> **Some records**
____

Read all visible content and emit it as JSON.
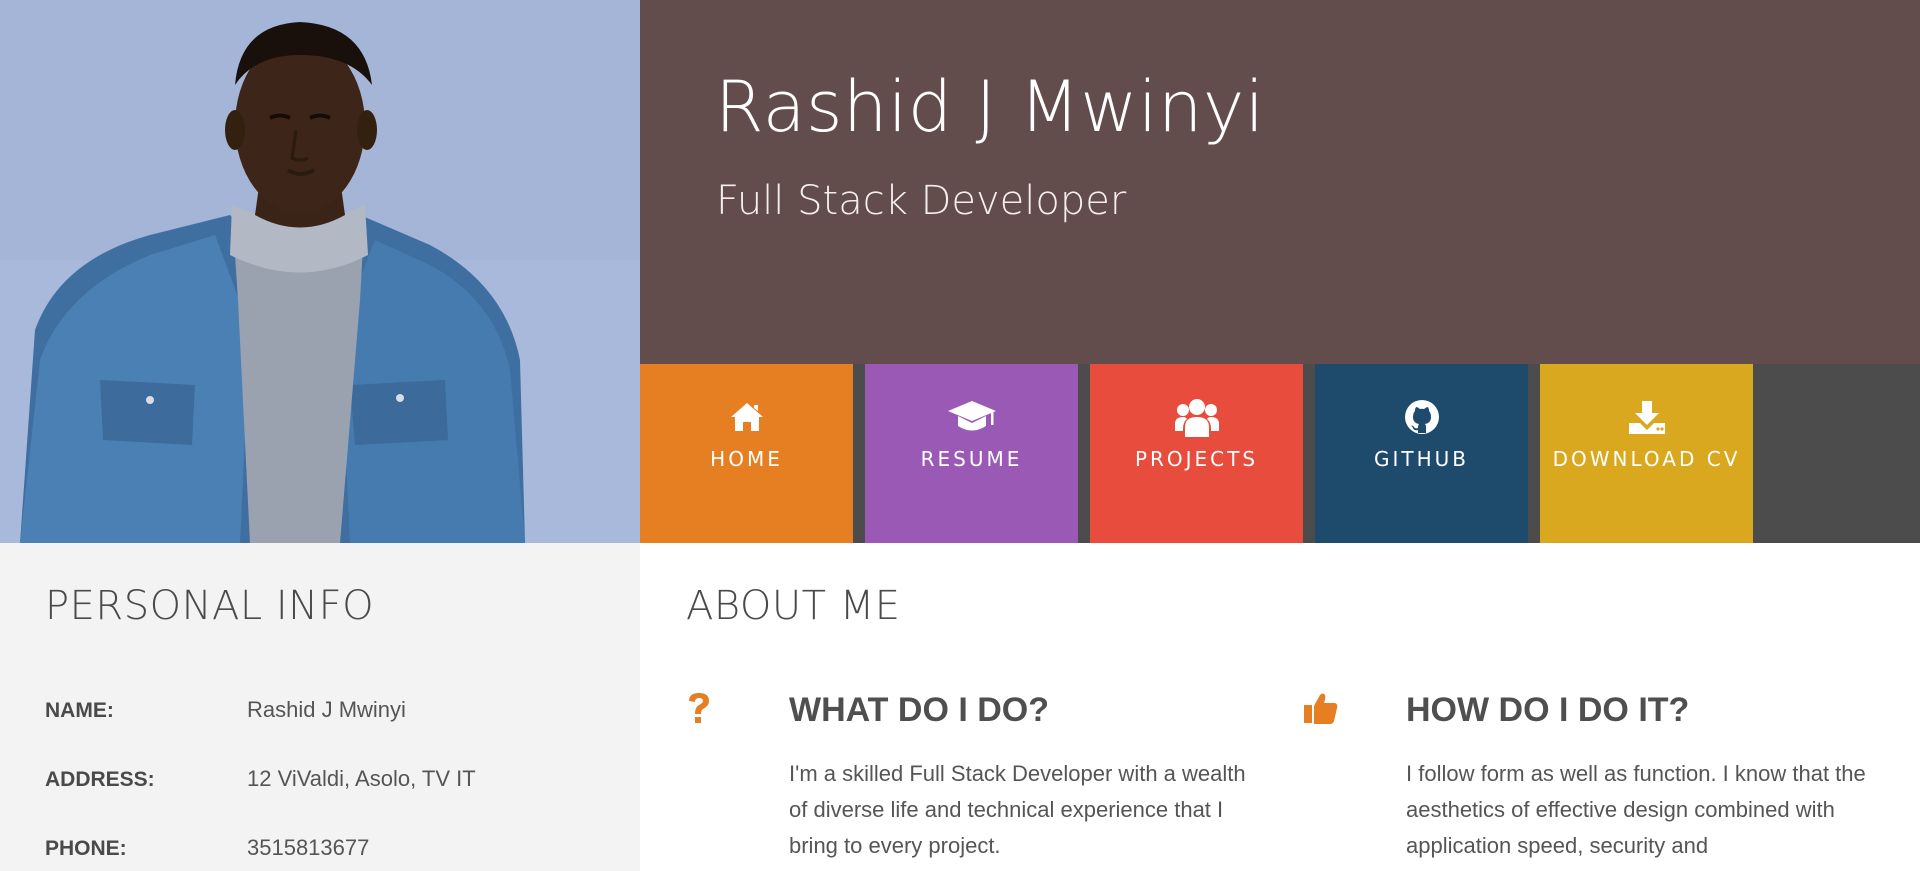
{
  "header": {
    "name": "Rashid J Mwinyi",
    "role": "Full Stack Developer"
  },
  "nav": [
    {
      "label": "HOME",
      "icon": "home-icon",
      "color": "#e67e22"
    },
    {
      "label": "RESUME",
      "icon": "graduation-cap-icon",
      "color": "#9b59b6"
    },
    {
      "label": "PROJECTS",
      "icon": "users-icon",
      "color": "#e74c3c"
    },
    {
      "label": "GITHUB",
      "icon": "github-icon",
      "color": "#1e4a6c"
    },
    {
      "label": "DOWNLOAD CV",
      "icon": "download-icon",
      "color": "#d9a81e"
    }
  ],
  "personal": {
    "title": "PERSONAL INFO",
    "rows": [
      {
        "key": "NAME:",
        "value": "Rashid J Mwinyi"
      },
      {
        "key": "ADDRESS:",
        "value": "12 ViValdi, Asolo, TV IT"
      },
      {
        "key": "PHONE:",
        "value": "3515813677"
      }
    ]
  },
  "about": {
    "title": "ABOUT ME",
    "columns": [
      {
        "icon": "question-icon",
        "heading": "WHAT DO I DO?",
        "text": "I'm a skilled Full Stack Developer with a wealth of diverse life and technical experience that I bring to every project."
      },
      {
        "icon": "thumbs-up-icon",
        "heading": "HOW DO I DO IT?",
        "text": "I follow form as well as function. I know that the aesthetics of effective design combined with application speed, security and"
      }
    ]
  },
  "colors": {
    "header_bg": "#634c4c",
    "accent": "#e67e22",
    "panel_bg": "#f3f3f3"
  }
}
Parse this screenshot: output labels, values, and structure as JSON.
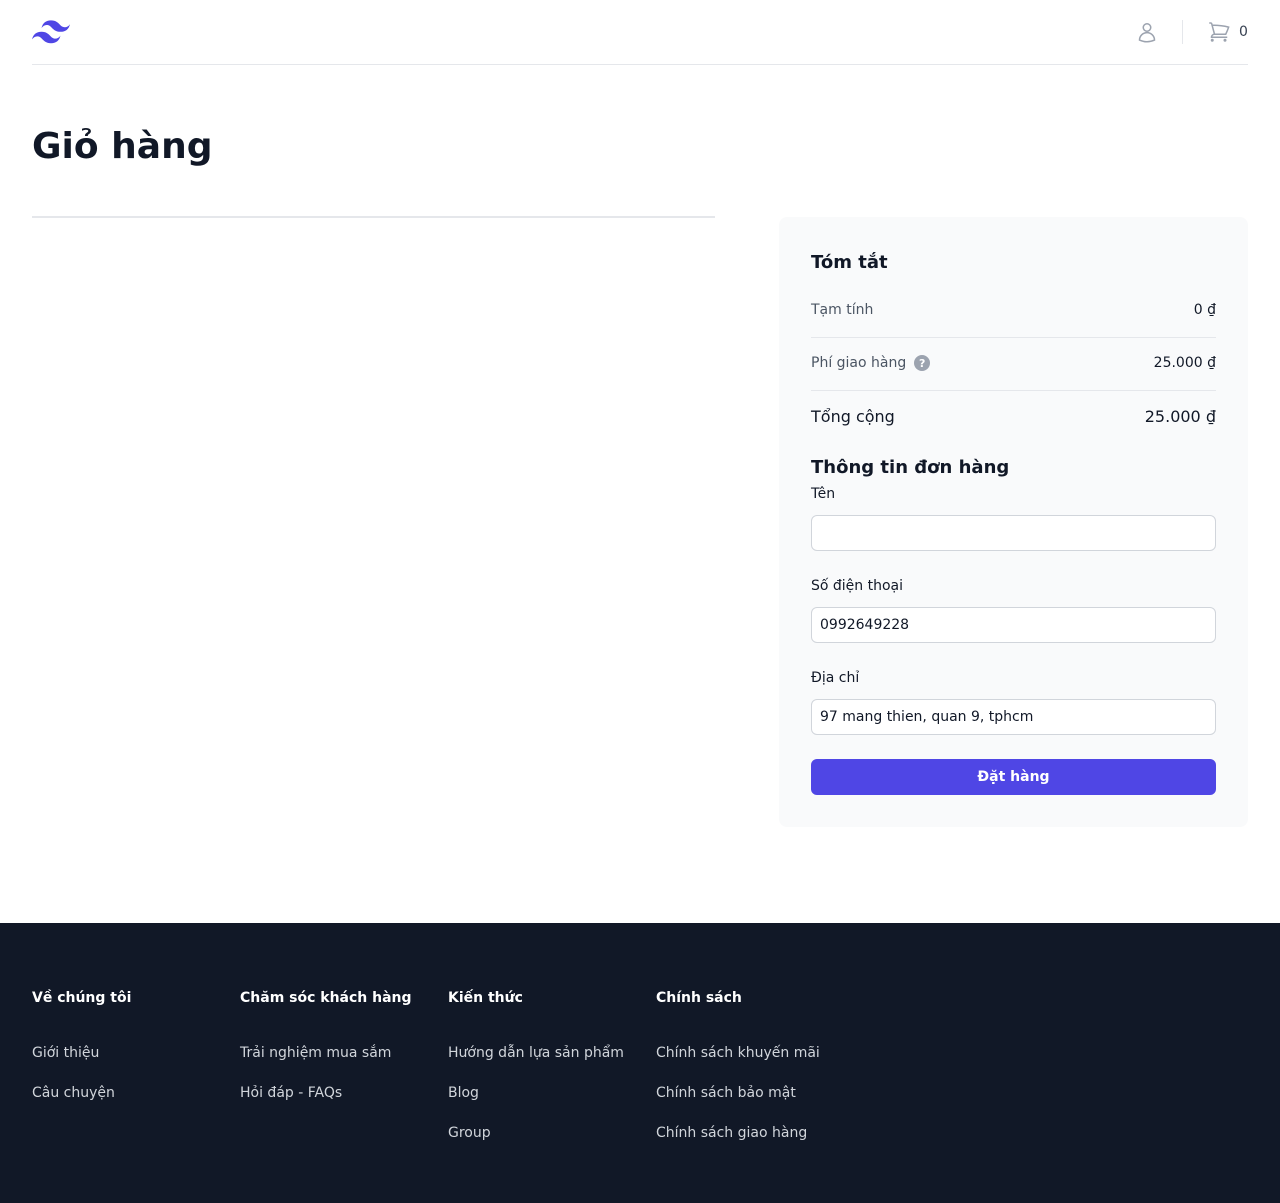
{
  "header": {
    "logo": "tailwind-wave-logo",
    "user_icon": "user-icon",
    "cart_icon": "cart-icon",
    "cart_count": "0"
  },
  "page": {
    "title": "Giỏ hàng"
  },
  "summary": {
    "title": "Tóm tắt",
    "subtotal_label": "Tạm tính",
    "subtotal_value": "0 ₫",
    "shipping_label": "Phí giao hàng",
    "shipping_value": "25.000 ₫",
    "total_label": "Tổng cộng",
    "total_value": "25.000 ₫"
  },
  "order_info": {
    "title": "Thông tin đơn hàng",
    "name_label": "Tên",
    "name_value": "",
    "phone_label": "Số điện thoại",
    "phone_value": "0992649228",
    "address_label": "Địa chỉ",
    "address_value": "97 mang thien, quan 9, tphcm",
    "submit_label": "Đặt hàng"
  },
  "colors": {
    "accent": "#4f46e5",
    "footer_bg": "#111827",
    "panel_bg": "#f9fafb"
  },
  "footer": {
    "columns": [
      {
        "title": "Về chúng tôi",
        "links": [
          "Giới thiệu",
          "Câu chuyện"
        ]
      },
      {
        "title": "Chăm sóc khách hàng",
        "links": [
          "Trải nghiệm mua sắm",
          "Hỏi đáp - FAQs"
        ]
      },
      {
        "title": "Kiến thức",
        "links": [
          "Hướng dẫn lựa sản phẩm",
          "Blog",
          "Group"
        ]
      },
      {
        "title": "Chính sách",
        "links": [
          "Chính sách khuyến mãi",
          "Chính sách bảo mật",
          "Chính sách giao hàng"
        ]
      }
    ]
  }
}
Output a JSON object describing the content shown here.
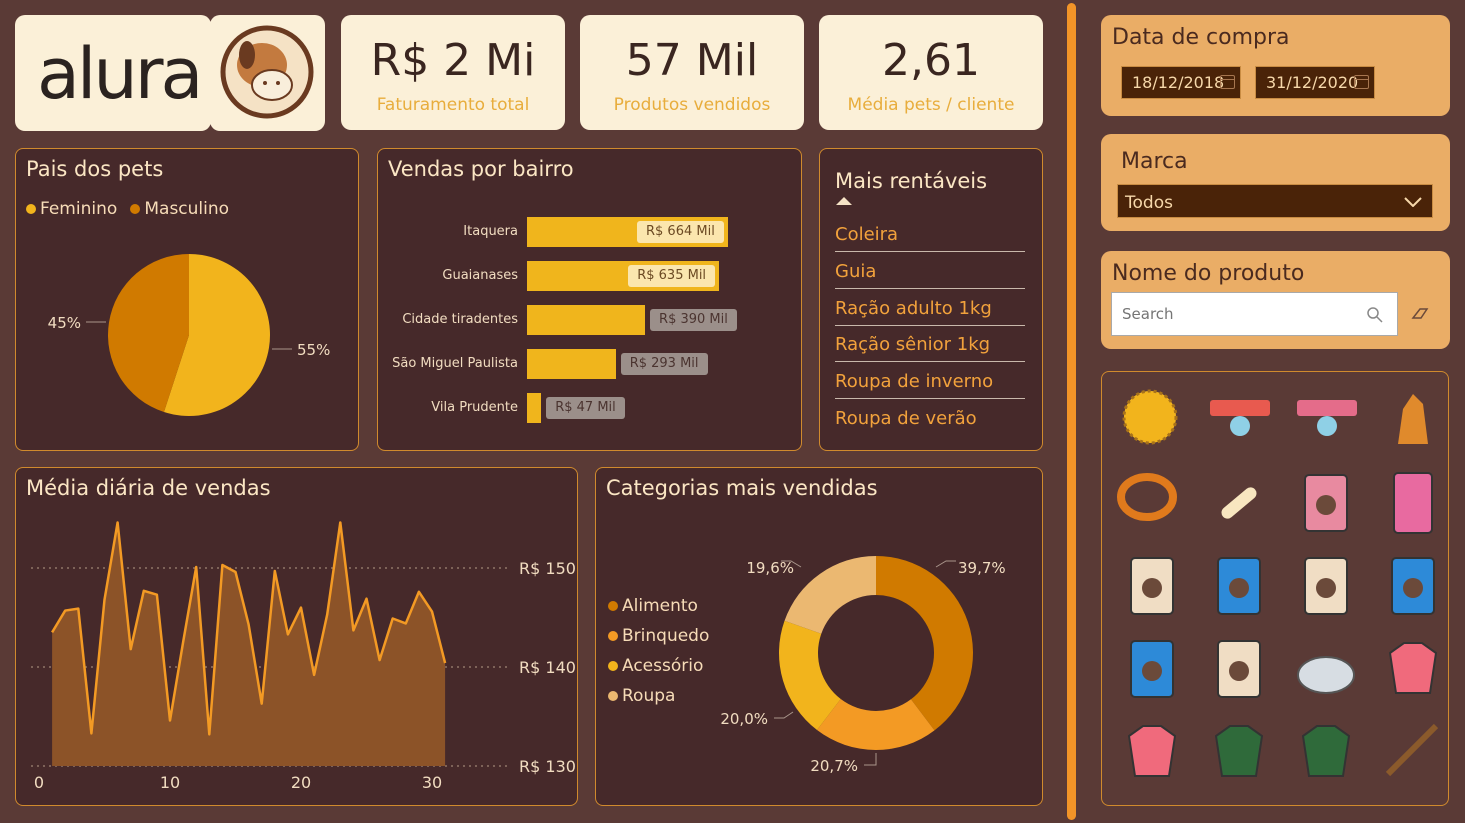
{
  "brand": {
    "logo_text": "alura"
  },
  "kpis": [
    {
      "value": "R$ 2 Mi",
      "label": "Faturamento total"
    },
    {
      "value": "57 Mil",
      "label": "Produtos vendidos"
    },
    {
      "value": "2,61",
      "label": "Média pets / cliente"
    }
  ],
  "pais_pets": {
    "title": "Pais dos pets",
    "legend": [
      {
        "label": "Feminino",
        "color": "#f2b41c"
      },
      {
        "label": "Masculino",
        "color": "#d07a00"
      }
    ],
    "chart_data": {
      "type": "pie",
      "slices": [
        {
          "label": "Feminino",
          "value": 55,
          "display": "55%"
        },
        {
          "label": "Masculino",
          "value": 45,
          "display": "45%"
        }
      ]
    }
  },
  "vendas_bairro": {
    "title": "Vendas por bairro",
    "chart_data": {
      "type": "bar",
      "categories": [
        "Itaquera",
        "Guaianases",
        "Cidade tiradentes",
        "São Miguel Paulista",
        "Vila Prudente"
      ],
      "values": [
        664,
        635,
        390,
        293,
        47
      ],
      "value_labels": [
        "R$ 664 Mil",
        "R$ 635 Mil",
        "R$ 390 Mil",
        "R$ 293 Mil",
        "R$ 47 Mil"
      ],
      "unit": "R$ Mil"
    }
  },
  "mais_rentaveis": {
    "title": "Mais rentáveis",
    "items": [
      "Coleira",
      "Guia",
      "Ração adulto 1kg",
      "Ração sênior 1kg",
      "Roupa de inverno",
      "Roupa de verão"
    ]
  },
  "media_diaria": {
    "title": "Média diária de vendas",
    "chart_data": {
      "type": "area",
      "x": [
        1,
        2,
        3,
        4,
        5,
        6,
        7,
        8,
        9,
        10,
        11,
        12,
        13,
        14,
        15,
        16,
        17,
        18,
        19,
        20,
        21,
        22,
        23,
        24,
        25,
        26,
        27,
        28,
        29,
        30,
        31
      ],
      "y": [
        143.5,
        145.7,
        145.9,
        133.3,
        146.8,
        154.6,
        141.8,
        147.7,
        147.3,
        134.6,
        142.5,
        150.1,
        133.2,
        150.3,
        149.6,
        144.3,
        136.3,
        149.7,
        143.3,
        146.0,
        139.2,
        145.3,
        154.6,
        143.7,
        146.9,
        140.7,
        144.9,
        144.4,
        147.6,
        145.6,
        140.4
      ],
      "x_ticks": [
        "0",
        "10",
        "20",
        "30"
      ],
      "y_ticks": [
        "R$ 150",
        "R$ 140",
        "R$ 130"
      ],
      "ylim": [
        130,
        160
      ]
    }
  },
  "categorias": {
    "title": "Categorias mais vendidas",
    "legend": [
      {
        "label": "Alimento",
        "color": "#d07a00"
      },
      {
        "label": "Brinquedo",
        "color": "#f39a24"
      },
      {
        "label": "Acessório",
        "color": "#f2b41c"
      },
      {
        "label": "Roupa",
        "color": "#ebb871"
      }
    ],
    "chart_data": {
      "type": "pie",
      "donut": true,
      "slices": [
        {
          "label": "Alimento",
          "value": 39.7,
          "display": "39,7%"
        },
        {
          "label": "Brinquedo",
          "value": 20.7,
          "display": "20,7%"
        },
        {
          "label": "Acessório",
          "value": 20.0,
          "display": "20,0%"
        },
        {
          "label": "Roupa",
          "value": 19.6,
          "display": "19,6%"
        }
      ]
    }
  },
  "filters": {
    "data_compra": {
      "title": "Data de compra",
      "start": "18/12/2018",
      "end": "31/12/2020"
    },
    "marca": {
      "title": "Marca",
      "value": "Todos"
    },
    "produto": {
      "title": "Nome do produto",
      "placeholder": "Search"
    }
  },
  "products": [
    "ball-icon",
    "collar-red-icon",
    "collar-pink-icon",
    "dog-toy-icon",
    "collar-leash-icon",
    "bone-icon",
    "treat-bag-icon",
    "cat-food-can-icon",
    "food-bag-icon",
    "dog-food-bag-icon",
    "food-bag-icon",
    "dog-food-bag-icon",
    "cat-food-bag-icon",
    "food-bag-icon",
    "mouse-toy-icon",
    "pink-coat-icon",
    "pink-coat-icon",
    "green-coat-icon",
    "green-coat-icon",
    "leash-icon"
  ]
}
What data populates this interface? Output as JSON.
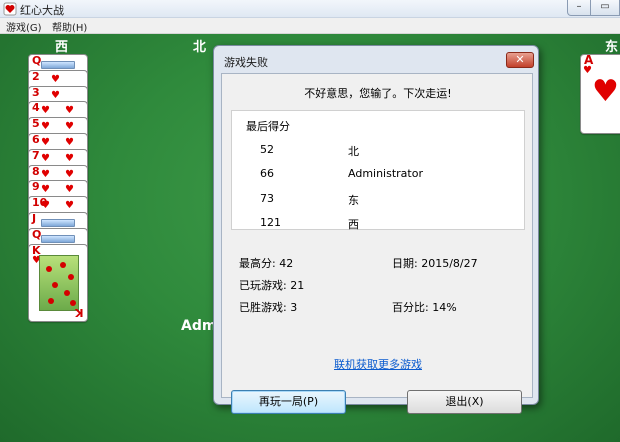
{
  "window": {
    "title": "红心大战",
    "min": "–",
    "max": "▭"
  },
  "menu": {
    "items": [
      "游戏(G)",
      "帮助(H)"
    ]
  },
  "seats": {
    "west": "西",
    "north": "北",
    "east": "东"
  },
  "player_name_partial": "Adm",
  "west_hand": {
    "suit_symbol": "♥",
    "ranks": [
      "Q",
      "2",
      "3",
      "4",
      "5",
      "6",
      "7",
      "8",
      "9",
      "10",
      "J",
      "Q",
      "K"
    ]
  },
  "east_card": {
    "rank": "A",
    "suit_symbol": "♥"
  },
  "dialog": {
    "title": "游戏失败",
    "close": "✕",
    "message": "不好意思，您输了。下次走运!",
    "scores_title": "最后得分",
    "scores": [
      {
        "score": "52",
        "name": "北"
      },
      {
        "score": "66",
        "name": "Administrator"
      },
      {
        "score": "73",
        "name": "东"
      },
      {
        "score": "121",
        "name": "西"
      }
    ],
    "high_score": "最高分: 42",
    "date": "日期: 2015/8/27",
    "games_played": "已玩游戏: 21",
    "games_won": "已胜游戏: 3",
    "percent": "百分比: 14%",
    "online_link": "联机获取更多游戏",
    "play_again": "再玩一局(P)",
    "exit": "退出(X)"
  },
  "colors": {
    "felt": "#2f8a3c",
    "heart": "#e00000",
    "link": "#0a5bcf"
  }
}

____

> **DESCRIPTION OF THE TASK**
Lines containing the string "Full" are to be selected and copied.

> **SOLUTION**
    "role": "Full Stack Developer"
        "text": "I'm a skilled Full Stack Developer with a wealth of diverse life and technical experience that I bring to every project."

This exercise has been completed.